[Entries taken from a collection]
• • • •

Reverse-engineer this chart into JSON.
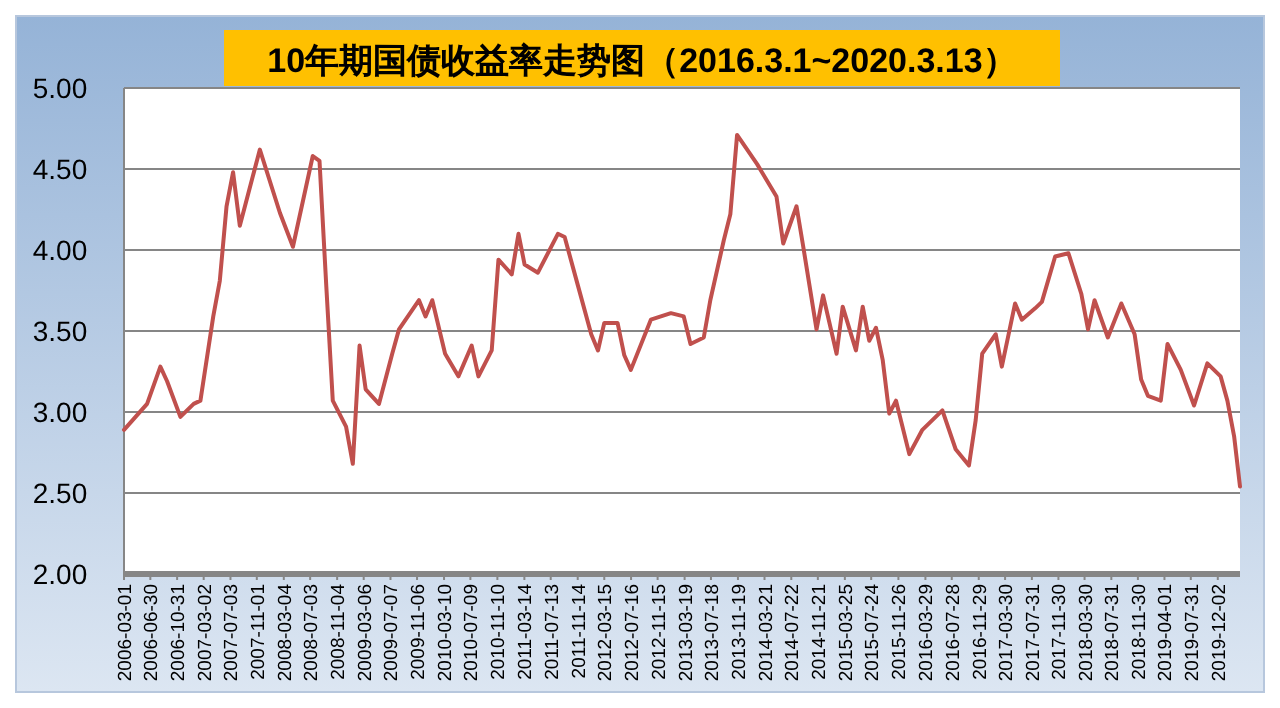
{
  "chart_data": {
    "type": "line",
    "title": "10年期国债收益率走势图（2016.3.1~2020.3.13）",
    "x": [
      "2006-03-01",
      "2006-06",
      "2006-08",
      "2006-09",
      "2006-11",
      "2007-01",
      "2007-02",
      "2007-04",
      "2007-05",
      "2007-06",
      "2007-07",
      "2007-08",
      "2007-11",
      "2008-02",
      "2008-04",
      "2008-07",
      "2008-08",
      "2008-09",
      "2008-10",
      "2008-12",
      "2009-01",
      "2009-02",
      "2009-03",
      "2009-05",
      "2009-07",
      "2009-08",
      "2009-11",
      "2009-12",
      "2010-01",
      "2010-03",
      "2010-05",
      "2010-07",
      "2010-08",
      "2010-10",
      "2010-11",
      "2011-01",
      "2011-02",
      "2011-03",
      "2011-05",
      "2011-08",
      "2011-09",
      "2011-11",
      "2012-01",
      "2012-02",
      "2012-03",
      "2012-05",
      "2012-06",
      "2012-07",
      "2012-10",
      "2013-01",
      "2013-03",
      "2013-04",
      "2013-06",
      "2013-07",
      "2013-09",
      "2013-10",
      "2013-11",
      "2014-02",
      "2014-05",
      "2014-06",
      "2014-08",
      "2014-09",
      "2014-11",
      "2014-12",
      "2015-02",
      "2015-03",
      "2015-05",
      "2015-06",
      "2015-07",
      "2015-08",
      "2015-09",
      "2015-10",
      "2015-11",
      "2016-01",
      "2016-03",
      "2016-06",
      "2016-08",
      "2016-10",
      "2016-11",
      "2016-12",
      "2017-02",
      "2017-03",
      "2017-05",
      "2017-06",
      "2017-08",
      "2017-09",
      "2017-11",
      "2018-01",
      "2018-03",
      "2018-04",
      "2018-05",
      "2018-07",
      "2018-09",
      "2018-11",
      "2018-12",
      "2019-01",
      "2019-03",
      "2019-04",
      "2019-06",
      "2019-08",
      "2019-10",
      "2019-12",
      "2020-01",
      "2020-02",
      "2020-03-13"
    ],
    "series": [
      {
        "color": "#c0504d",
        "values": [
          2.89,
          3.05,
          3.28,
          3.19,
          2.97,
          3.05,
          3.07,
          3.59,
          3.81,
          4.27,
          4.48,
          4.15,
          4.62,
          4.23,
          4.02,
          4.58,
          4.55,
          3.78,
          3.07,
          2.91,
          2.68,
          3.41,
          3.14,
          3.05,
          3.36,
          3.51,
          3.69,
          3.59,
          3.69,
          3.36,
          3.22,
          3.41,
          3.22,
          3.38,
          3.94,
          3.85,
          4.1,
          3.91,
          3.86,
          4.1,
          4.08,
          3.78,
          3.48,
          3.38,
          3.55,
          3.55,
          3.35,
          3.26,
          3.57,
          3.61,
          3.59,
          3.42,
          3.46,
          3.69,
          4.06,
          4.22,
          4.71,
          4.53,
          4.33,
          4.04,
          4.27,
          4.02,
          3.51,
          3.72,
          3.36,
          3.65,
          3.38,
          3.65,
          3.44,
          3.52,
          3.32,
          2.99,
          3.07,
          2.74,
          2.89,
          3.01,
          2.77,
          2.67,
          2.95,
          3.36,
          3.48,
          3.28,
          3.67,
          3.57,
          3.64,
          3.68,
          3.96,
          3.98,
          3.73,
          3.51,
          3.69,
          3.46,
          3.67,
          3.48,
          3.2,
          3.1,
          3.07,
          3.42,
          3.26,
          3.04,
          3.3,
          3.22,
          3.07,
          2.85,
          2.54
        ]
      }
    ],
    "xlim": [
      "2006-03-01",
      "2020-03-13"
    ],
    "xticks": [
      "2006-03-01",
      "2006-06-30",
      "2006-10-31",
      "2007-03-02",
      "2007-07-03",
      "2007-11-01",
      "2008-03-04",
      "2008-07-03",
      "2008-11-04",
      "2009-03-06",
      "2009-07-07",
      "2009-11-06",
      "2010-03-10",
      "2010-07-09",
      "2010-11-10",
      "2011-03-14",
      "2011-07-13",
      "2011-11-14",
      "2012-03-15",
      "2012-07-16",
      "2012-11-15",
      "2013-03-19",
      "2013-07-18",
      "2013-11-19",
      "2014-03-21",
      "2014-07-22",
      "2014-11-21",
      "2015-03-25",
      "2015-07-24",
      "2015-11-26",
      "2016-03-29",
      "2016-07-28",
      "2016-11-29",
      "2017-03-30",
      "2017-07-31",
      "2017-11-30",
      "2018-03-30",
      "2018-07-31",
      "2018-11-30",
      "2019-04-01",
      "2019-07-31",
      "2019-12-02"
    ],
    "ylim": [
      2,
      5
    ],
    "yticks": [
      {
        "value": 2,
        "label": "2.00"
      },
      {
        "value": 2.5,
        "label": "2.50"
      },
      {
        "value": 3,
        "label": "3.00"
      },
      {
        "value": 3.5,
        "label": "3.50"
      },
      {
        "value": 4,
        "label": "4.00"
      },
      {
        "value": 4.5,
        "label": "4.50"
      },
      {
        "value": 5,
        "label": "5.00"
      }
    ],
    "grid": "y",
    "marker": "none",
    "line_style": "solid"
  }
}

• • • •

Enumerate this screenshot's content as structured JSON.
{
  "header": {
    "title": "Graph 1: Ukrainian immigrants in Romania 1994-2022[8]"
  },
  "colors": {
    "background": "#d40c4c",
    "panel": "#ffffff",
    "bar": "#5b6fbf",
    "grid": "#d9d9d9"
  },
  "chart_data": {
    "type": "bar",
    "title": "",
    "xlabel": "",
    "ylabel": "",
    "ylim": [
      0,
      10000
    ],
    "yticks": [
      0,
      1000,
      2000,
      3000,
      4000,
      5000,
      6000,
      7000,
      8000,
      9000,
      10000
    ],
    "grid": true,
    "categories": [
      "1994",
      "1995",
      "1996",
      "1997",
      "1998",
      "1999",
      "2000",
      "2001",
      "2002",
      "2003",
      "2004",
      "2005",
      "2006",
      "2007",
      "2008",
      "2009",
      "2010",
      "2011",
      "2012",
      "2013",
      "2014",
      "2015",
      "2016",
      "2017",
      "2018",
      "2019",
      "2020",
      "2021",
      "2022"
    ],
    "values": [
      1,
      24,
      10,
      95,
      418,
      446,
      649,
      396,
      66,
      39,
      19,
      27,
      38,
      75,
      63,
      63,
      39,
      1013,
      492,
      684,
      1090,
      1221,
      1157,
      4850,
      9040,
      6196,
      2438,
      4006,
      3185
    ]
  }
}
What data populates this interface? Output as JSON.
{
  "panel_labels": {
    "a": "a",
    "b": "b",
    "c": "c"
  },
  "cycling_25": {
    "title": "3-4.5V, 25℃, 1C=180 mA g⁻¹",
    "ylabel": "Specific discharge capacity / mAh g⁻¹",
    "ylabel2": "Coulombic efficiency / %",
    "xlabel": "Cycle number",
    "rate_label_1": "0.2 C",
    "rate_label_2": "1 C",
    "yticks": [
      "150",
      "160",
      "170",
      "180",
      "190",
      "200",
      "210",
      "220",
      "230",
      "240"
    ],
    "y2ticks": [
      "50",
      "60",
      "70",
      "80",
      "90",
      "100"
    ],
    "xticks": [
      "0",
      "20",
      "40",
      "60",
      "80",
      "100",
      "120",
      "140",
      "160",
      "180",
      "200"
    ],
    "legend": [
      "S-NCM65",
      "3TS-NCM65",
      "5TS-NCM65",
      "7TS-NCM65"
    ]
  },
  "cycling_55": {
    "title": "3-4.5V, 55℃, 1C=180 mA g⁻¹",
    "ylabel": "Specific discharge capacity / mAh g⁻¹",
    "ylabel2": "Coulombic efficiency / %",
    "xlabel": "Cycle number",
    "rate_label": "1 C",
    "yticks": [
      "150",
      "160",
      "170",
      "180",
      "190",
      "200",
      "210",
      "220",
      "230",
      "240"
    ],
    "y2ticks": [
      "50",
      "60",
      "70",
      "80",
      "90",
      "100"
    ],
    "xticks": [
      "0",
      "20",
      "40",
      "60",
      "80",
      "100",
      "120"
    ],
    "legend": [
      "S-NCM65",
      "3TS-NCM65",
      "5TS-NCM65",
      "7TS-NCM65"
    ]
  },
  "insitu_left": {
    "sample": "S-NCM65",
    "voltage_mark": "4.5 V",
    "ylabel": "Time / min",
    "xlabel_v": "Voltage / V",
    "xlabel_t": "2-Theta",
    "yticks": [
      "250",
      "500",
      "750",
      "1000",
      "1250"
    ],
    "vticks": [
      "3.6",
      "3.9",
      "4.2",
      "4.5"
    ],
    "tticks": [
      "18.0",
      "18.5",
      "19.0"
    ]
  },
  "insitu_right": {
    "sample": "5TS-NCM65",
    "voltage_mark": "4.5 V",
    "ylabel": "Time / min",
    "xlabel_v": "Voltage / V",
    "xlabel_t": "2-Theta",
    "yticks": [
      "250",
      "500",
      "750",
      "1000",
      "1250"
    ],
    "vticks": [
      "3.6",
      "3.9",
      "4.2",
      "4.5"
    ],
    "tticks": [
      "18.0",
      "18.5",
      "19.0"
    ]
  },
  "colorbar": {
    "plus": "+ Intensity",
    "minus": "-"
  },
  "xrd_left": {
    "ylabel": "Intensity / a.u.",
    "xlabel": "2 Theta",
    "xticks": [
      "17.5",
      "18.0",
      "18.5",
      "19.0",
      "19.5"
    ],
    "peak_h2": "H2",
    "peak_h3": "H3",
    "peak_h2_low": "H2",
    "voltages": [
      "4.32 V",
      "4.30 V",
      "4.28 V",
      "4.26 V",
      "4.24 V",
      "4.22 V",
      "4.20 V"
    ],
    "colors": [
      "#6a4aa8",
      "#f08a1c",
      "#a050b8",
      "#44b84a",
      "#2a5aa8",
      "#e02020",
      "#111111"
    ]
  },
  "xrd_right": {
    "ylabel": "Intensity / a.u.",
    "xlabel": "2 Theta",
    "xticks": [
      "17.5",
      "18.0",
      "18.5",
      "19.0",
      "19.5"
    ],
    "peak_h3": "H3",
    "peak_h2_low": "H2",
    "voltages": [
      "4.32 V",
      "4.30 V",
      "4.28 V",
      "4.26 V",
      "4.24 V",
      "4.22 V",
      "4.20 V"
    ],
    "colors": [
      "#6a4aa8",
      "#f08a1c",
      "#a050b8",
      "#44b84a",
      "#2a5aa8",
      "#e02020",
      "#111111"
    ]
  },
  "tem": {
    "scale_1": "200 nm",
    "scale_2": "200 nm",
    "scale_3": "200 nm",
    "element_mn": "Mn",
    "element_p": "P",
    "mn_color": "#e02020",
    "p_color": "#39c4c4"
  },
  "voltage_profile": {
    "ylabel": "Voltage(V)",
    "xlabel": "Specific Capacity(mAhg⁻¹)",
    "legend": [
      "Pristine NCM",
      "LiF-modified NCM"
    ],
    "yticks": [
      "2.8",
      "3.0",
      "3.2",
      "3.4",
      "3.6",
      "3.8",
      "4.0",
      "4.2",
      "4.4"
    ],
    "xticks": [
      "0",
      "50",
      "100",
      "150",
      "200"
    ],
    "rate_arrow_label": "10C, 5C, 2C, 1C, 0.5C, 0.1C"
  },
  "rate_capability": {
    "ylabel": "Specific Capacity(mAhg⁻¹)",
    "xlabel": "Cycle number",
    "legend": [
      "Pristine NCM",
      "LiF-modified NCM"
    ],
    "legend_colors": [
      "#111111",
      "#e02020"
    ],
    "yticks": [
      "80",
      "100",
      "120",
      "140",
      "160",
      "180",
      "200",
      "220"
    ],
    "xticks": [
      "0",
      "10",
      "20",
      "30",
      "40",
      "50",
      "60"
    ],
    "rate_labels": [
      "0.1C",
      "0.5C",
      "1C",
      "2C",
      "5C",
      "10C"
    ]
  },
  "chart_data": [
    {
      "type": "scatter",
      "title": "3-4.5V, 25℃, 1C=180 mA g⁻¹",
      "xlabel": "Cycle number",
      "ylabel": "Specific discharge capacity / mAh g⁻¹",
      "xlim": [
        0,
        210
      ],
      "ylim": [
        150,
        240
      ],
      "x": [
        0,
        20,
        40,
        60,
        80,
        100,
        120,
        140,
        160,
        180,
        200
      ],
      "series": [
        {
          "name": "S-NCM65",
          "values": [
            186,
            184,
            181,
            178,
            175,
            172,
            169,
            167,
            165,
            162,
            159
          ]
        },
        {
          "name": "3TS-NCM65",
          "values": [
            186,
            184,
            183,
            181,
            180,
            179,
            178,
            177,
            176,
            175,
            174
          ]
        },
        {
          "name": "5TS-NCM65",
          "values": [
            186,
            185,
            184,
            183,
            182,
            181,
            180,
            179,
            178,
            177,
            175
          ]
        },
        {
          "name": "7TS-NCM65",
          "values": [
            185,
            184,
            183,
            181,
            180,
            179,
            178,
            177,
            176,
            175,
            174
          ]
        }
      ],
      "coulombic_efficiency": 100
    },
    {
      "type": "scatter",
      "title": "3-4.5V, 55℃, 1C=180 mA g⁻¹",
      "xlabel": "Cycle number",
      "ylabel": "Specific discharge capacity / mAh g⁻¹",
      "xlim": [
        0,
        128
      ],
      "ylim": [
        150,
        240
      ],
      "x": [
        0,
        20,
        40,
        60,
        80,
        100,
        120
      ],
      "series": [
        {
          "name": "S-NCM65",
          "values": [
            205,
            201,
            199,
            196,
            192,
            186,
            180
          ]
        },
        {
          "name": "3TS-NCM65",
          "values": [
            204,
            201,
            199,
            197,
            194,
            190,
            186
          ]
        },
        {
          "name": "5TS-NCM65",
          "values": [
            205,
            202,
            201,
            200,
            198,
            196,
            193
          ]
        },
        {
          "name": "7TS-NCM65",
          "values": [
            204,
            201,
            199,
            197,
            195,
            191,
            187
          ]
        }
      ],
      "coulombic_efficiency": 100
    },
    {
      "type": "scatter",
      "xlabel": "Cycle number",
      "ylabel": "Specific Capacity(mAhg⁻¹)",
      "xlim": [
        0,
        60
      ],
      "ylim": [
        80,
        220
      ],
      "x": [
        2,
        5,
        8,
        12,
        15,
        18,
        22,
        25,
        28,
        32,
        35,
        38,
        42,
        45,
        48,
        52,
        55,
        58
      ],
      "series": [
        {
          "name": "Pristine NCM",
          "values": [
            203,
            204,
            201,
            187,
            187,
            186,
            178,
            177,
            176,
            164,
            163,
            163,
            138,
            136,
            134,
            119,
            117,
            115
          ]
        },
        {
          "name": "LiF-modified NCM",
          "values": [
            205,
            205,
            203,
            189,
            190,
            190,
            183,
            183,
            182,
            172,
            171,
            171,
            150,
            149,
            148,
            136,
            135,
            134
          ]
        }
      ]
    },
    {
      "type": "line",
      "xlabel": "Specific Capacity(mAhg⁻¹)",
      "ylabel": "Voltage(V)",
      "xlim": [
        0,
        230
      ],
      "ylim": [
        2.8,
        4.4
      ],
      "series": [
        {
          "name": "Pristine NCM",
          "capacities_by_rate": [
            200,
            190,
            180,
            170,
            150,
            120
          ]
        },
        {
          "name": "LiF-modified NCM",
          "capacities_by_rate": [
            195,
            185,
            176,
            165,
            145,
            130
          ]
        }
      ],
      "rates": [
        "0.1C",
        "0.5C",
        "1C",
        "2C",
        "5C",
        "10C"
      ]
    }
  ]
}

• • • •

• What you are asked to do:
Scan the lines for the string "Specific". Pick out every line that has it.

• Solution for this problem:
    "ylabel": "Specific discharge capacity / mAh g⁻¹",
    "ylabel": "Specific discharge capacity / mAh g⁻¹",
    "xlabel": "Specific Capacity(mAhg⁻¹)",
    "ylabel": "Specific Capacity(mAhg⁻¹)",
      "ylabel": "Specific discharge capacity / mAh g⁻¹",
      "ylabel": "Specific discharge capacity / mAh g⁻¹",
      "ylabel": "Specific Capacity(mAhg⁻¹)",
      "xlabel": "Specific Capacity(mAhg⁻¹)",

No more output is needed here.